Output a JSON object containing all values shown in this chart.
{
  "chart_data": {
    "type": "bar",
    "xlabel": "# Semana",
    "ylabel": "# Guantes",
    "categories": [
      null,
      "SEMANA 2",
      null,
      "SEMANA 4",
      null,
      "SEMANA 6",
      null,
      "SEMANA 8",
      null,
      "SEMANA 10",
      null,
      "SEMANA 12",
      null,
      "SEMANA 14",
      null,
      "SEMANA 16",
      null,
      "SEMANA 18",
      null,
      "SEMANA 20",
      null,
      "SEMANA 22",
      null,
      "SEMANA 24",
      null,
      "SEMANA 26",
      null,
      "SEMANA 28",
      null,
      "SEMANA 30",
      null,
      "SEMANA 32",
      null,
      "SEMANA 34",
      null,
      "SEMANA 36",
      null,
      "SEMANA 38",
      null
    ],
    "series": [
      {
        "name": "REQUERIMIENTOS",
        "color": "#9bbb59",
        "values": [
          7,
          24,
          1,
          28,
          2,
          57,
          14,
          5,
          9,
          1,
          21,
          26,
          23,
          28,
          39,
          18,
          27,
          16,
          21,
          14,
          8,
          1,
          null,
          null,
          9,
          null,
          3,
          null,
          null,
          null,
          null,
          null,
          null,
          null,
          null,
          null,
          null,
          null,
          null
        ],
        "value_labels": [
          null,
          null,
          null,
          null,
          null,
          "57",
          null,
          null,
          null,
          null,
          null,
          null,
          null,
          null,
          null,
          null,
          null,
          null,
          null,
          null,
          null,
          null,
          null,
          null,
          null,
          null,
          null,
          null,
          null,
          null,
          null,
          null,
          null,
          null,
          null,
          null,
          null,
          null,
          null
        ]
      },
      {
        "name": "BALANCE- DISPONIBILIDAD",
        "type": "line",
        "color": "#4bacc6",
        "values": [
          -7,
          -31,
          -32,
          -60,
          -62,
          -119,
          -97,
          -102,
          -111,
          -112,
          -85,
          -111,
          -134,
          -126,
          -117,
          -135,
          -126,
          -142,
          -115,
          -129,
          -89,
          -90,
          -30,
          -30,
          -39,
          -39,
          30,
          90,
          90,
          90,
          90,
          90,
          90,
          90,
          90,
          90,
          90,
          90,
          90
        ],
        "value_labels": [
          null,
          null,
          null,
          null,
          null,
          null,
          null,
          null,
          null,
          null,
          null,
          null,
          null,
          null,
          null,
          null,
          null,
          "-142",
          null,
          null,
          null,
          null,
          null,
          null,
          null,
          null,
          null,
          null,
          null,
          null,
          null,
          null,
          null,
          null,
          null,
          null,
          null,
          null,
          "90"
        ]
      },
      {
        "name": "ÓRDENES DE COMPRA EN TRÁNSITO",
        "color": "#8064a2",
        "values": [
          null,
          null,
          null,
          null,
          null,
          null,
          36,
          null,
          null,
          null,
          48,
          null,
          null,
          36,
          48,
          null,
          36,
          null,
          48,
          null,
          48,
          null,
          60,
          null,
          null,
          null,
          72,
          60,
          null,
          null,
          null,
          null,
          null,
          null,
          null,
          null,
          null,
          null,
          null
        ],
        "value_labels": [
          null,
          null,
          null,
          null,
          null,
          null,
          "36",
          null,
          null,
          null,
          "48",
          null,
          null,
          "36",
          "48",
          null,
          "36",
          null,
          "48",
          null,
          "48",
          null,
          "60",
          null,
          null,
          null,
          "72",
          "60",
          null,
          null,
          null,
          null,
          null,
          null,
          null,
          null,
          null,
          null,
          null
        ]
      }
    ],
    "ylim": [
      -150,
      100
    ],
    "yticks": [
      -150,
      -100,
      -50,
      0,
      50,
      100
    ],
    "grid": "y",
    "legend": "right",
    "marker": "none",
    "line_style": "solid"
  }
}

········

** Exercise aim **
Show every line of the records above that contains the word "name".

** The result **
        "name": "REQUERIMIENTOS",
        "name": "BALANCE- DISPONIBILIDAD",
        "name": "ÓRDENES DE COMPRA EN TRÁNSITO",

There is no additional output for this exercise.